What is needed: Images must not appear in your copy; reproduce every other part of the records exactly.

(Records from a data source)
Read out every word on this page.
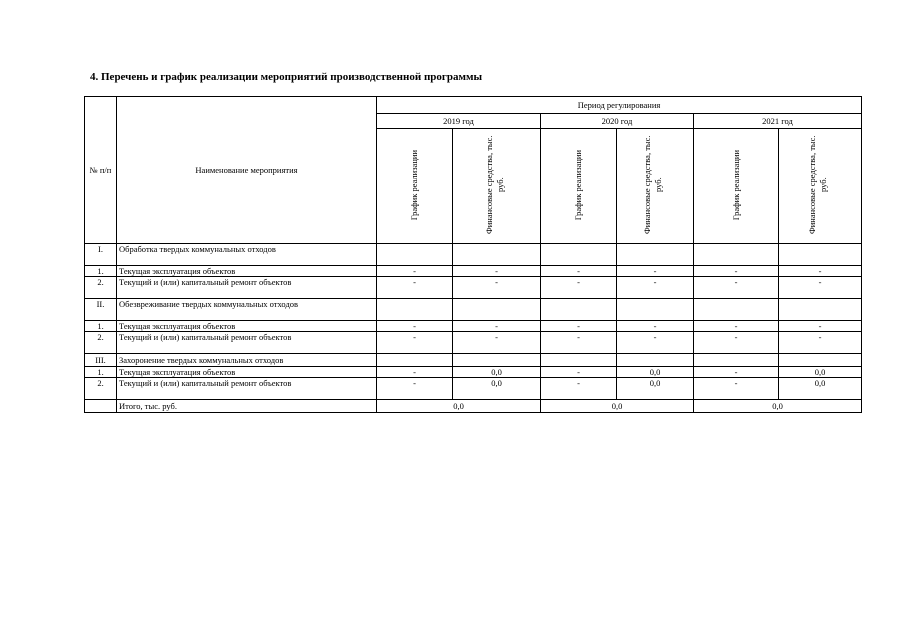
4. Перечень и график реализации мероприятий производственной программы
№ п/п	Наименование мероприятия	Период регулирования					
		2019 год		2020 год		2021 год	
		График реализации	Финансовые средства, тыс. руб.	График реализации	Финансовые средства, тыс. руб.	График реализации	Финансовые средства, тыс. руб.
I.	Обработка твердых коммунальных отходов						
1.	Текущая эксплуатация объектов	-	-	-	-	-	-
2.	Текущий и (или) капитальный ремонт объектов	-	-	-	-	-	-
II.	Обезвреживание твердых коммунальных отходов						
1.	Текущая эксплуатация объектов	-	-	-	-	-	-
2.	Текущий и (или) капитальный ремонт объектов	-	-	-	-	-	-
III.	Захоронение твердых коммунальных отходов						
1.	Текущая эксплуатация объектов	-	0,0	-	0,0	-	0,0
2.	Текущий и (или) капитальный ремонт объектов	-	0,0	-	0,0	-	0,0
	Итого, тыс. руб.	0,0		0,0		0,0	
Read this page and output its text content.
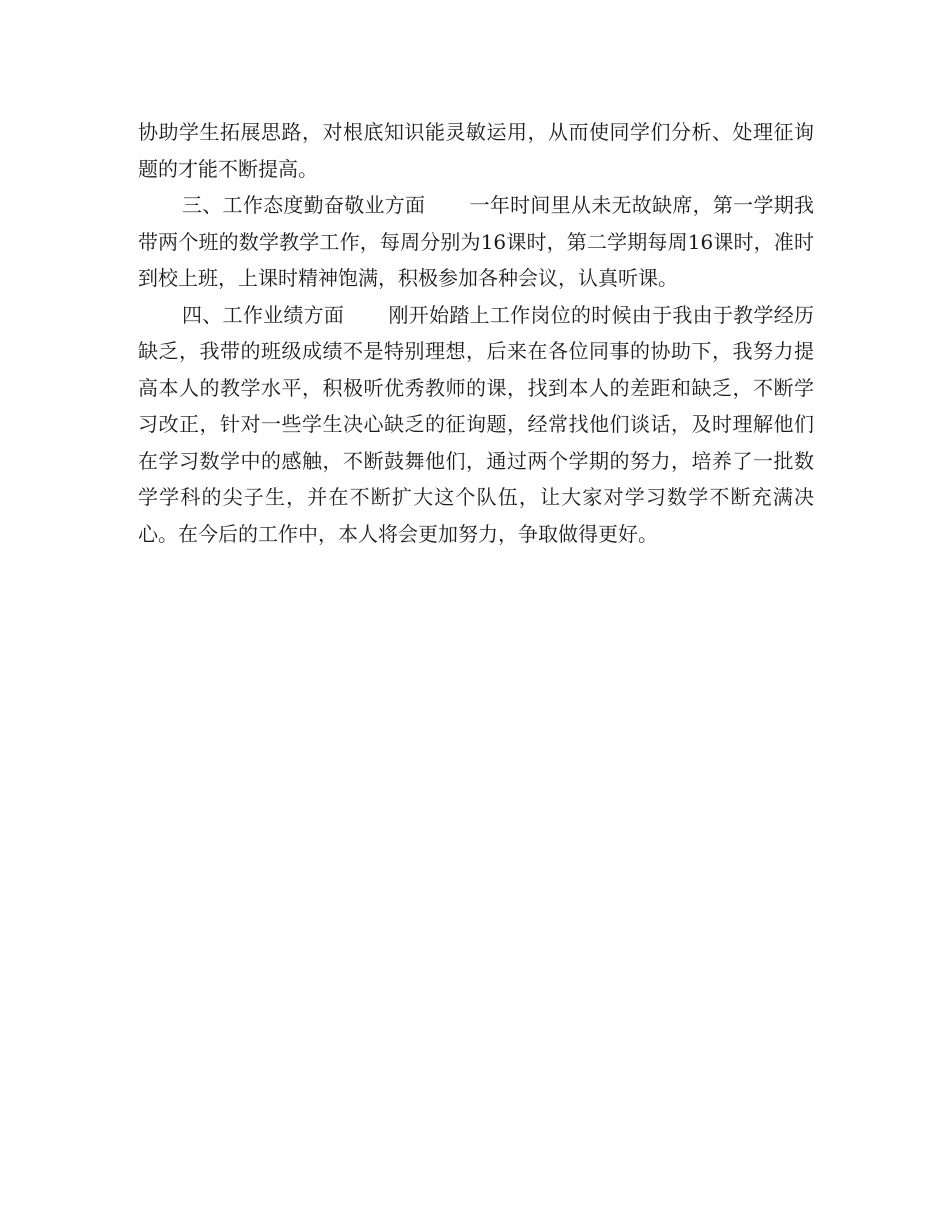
协助学生拓展思路，对根底知识能灵敏运用，从而使同学们分析、处理征询题的才能不断提高。

三、工作态度勤奋敬业方面 一年时间里从未无故缺席，第一学期我带两个班的数学教学工作，每周分别为16课时，第二学期每周16课时，准时到校上班，上课时精神饱满，积极参加各种会议，认真听课。

四、工作业绩方面 刚开始踏上工作岗位的时候由于我由于教学经历缺乏，我带的班级成绩不是特别理想，后来在各位同事的协助下，我努力提高本人的教学水平，积极听优秀教师的课，找到本人的差距和缺乏，不断学习改正，针对一些学生决心缺乏的征询题，经常找他们谈话，及时理解他们在学习数学中的感触，不断鼓舞他们，通过两个学期的努力，培养了一批数学学科的尖子生，并在不断扩大这个队伍，让大家对学习数学不断充满决心。在今后的工作中，本人将会更加努力，争取做得更好。
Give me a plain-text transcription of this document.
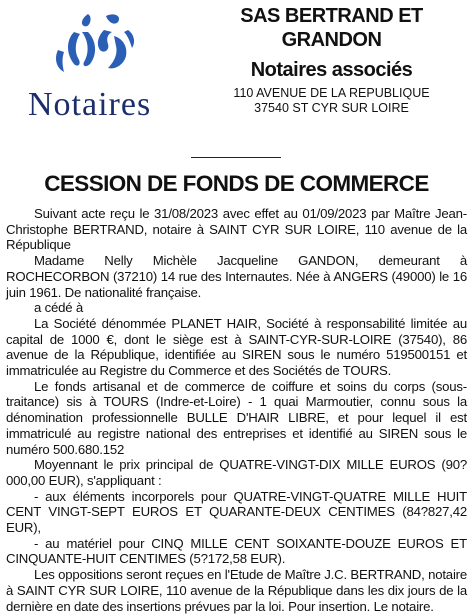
Notaires
SAS BERTRAND ET GRANDON
Notaires associés
110 AVENUE DE LA REPUBLIQUE
37540 ST CYR SUR LOIRE
CESSION DE FONDS DE COMMERCE

Suivant acte reçu le 31/08/2023 avec effet au 01/09/2023 par Maître Jean-Christophe BERTRAND, notaire à SAINT CYR SUR LOIRE, 110 avenue de la République

Madame Nelly Michèle Jacqueline GANDON, demeurant à ROCHECORBON (37210) 14 rue des Internautes. Née à ANGERS (49000) le 16 juin 1961. De nationalité française.

a cédé à

La Société dénommée PLANET HAIR, Société à responsabilité limitée au capital de 1000 €, dont le siège est à SAINT-CYR-SUR-LOIRE (37540), 86 avenue de la République, identifiée au SIREN sous le numéro 519500151 et immatriculée au Registre du Commerce et des Sociétés de TOURS.

Le fonds artisanal et de commerce de coiffure et soins du corps (sous-traitance) sis à TOURS (Indre-et-Loire) - 1 quai Marmoutier, connu sous la dénomination professionnelle BULLE D'HAIR LIBRE, et pour lequel il est immatriculé au registre national des entreprises et identifié au SIREN sous le numéro 500.680.152

Moyennant le prix principal de QUATRE-VINGT-DIX MILLE EUROS (90?000,00 EUR), s'appliquant :

- aux éléments incorporels pour QUATRE-VINGT-QUATRE MILLE HUIT CENT VINGT-SEPT EUROS ET QUARANTE-DEUX CENTIMES (84?827,42 EUR),

- au matériel pour CINQ MILLE CENT SOIXANTE-DOUZE EUROS ET CINQUANTE-HUIT CENTIMES (5?172,58 EUR).

Les oppositions seront reçues en l'Etude de Maître J.C. BERTRAND, notaire à SAINT CYR SUR LOIRE, 110 avenue de la République dans les dix jours de la dernière en date des insertions prévues par la loi. Pour insertion. Le notaire.
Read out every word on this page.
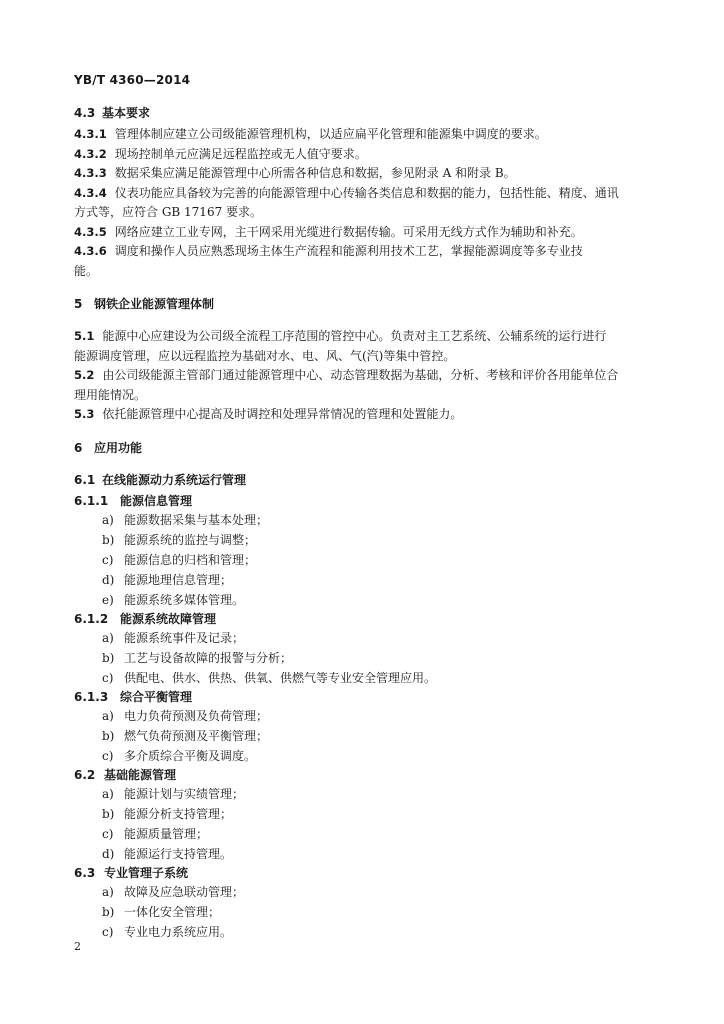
YB/T 4360—2014
4.3 基本要求
4.3.1 管理体制应建立公司级能源管理机构，以适应扁平化管理和能源集中调度的要求。
4.3.2 现场控制单元应满足远程监控或无人值守要求。
4.3.3 数据采集应满足能源管理中心所需各种信息和数据，参见附录 A 和附录 B。
4.3.4 仪表功能应具备较为完善的向能源管理中心传输各类信息和数据的能力，包括性能、精度、通讯
方式等，应符合 GB 17167 要求。
4.3.5 网络应建立工业专网，主干网采用光缆进行数据传输。可采用无线方式作为辅助和补充。
4.3.6 调度和操作人员应熟悉现场主体生产流程和能源利用技术工艺，掌握能源调度等多专业技
能。
5 钢铁企业能源管理体制
5.1 能源中心应建设为公司级全流程工序范围的管控中心。负责对主工艺系统、公辅系统的运行进行
能源调度管理，应以远程监控为基础对水、电、风、气(汽)等集中管控。
5.2 由公司级能源主管部门通过能源管理中心、动态管理数据为基础，分析、考核和评价各用能单位合
理用能情况。
5.3 依托能源管理中心提高及时调控和处理异常情况的管理和处置能力。
6 应用功能
6.1 在线能源动力系统运行管理
6.1.1 能源信息管理
a) 能源数据采集与基本处理；
b) 能源系统的监控与调整；
c) 能源信息的归档和管理；
d) 能源地理信息管理；
e) 能源系统多媒体管理。
6.1.2 能源系统故障管理
a) 能源系统事件及记录；
b) 工艺与设备故障的报警与分析；
c) 供配电、供水、供热、供氧、供燃气等专业安全管理应用。
6.1.3 综合平衡管理
a) 电力负荷预测及负荷管理；
b) 燃气负荷预测及平衡管理；
c) 多介质综合平衡及调度。
6.2 基础能源管理
a) 能源计划与实绩管理；
b) 能源分析支持管理；
c) 能源质量管理；
d) 能源运行支持管理。
6.3 专业管理子系统
a) 故障及应急联动管理；
b) 一体化安全管理；
c) 专业电力系统应用。
2
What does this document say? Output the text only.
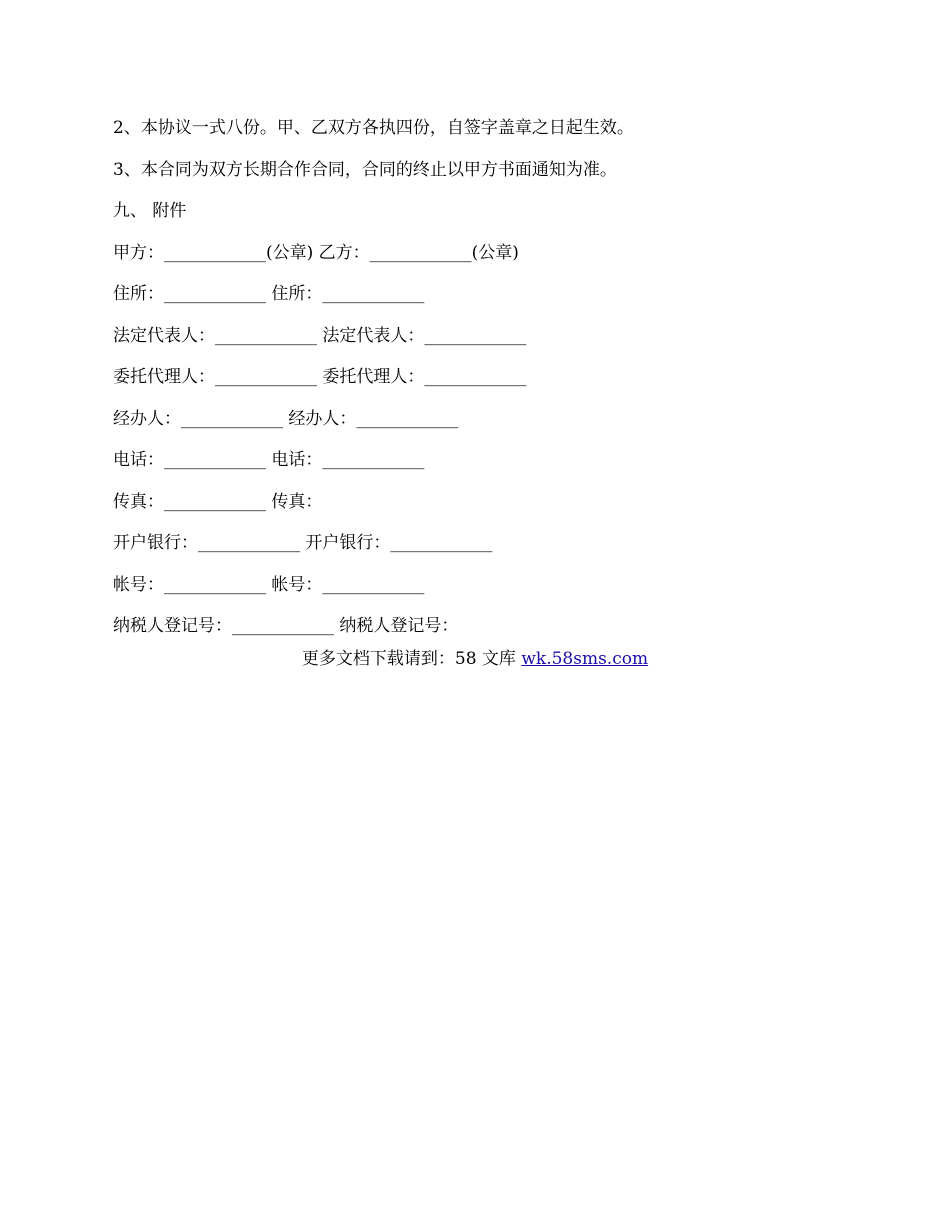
2、本协议一式八份。甲、乙双方各执四份，自签字盖章之日起生效。
3、本合同为双方长期合作合同，合同的终止以甲方书面通知为准。
九、 附件
甲方：____________(公章) 乙方：____________(公章)
住所：____________ 住所：____________
法定代表人：____________ 法定代表人：____________
委托代理人：____________ 委托代理人：____________
经办人：____________ 经办人：____________
电话：____________ 电话：____________
传真：____________ 传真：
开户银行：____________ 开户银行：____________
帐号：____________ 帐号：____________
纳税人登记号：____________ 纳税人登记号：
更多文档下载请到：58 文库 wk.58sms.com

Task response:
Read out every word on this page.
4. Перечень и график реализации мероприятий производственной программы
№ п/п	Наименование мероприятия	Период регулирования					
		2019 год		2020 год		2021 год	
		График реализации	Финансовые средства, тыс. руб.	График реализации	Финансовые средства, тыс. руб.	График реализации	Финансовые средства, тыс. руб.
I.	Обработка твердых коммунальных отходов						
1.	Текущая эксплуатация объектов	-	-	-	-	-	-
2.	Текущий и (или) капитальный ремонт объектов	-	-	-	-	-	-
II.	Обезвреживание твердых коммунальных отходов						
1.	Текущая эксплуатация объектов	-	-	-	-	-	-
2.	Текущий и (или) капитальный ремонт объектов	-	-	-	-	-	-
III.	Захоронение твердых коммунальных отходов						
1.	Текущая эксплуатация объектов	-	0,0	-	0,0	-	0,0
2.	Текущий и (или) капитальный ремонт объектов	-	0,0	-	0,0	-	0,0
	Итого, тыс. руб.	0,0		0,0		0,0	
Read this page and output its text content.
协助学生拓展思路，对根底知识能灵敏运用，从而使同学们分析、处理征询题的才能不断提高。

三、工作态度勤奋敬业方面 一年时间里从未无故缺席，第一学期我带两个班的数学教学工作，每周分别为16课时，第二学期每周16课时，准时到校上班，上课时精神饱满，积极参加各种会议，认真听课。

四、工作业绩方面 刚开始踏上工作岗位的时候由于我由于教学经历缺乏，我带的班级成绩不是特别理想，后来在各位同事的协助下，我努力提高本人的教学水平，积极听优秀教师的课，找到本人的差距和缺乏，不断学习改正，针对一些学生决心缺乏的征询题，经常找他们谈话，及时理解他们在学习数学中的感触，不断鼓舞他们，通过两个学期的努力，培养了一批数学学科的尖子生，并在不断扩大这个队伍，让大家对学习数学不断充满决心。在今后的工作中，本人将会更加努力，争取做得更好。
Give me a plain-text transcription of this document.
Notaires
SAS BERTRAND ET GRANDON
Notaires associés
110 AVENUE DE LA REPUBLIQUE
37540 ST CYR SUR LOIRE
CESSION DE FONDS DE COMMERCE

Suivant acte reçu le 31/08/2023 avec effet au 01/09/2023 par Maître Jean-Christophe BERTRAND, notaire à SAINT CYR SUR LOIRE, 110 avenue de la République

Madame Nelly Michèle Jacqueline GANDON, demeurant à ROCHECORBON (37210) 14 rue des Internautes. Née à ANGERS (49000) le 16 juin 1961. De nationalité française.

a cédé à

La Société dénommée PLANET HAIR, Société à responsabilité limitée au capital de 1000 €, dont le siège est à SAINT-CYR-SUR-LOIRE (37540), 86 avenue de la République, identifiée au SIREN sous le numéro 519500151 et immatriculée au Registre du Commerce et des Sociétés de TOURS.

Le fonds artisanal et de commerce de coiffure et soins du corps (sous-traitance) sis à TOURS (Indre-et-Loire) - 1 quai Marmoutier, connu sous la dénomination professionnelle BULLE D'HAIR LIBRE, et pour lequel il est immatriculé au registre national des entreprises et identifié au SIREN sous le numéro 500.680.152

Moyennant le prix principal de QUATRE-VINGT-DIX MILLE EUROS (90?000,00 EUR), s'appliquant :

- aux éléments incorporels pour QUATRE-VINGT-QUATRE MILLE HUIT CENT VINGT-SEPT EUROS ET QUARANTE-DEUX CENTIMES (84?827,42 EUR),

- au matériel pour CINQ MILLE CENT SOIXANTE-DOUZE EUROS ET CINQUANTE-HUIT CENTIMES (5?172,58 EUR).

Les oppositions seront reçues en l'Etude de Maître J.C. BERTRAND, notaire à SAINT CYR SUR LOIRE, 110 avenue de la République dans les dix jours de la dernière en date des insertions prévues par la loi. Pour insertion. Le notaire.
Read out every word on this page.
YB/T 4360—2014
4.3 基本要求
4.3.1 管理体制应建立公司级能源管理机构，以适应扁平化管理和能源集中调度的要求。
4.3.2 现场控制单元应满足远程监控或无人值守要求。
4.3.3 数据采集应满足能源管理中心所需各种信息和数据，参见附录 A 和附录 B。
4.3.4 仪表功能应具备较为完善的向能源管理中心传输各类信息和数据的能力，包括性能、精度、通讯
方式等，应符合 GB 17167 要求。
4.3.5 网络应建立工业专网，主干网采用光缆进行数据传输。可采用无线方式作为辅助和补充。
4.3.6 调度和操作人员应熟悉现场主体生产流程和能源利用技术工艺，掌握能源调度等多专业技
能。
5 钢铁企业能源管理体制
5.1 能源中心应建设为公司级全流程工序范围的管控中心。负责对主工艺系统、公辅系统的运行进行
能源调度管理，应以远程监控为基础对水、电、风、气(汽)等集中管控。
5.2 由公司级能源主管部门通过能源管理中心、动态管理数据为基础，分析、考核和评价各用能单位合
理用能情况。
5.3 依托能源管理中心提高及时调控和处理异常情况的管理和处置能力。
6 应用功能
6.1 在线能源动力系统运行管理
6.1.1 能源信息管理
a) 能源数据采集与基本处理；
b) 能源系统的监控与调整；
c) 能源信息的归档和管理；
d) 能源地理信息管理；
e) 能源系统多媒体管理。
6.1.2 能源系统故障管理
a) 能源系统事件及记录；
b) 工艺与设备故障的报警与分析；
c) 供配电、供水、供热、供氧、供燃气等专业安全管理应用。
6.1.3 综合平衡管理
a) 电力负荷预测及负荷管理；
b) 燃气负荷预测及平衡管理；
c) 多介质综合平衡及调度。
6.2 基础能源管理
a) 能源计划与实绩管理；
b) 能源分析支持管理；
c) 能源质量管理；
d) 能源运行支持管理。
6.3 专业管理子系统
a) 故障及应急联动管理；
b) 一体化安全管理；
c) 专业电力系统应用。
2
What does this document say? Output the text only.
2、本协议一式八份。甲、乙双方各执四份，自签字盖章之日起生效。
3、本合同为双方长期合作合同，合同的终止以甲方书面通知为准。
九、 附件
甲方：____________(公章) 乙方：____________(公章)
住所：____________ 住所：____________
法定代表人：____________ 法定代表人：____________
委托代理人：____________ 委托代理人：____________
经办人：____________ 经办人：____________
电话：____________ 电话：____________
传真：____________ 传真：
开户银行：____________ 开户银行：____________
帐号：____________ 帐号：____________
纳税人登记号：____________ 纳税人登记号：
更多文档下载请到：58 文库 wk.58sms.com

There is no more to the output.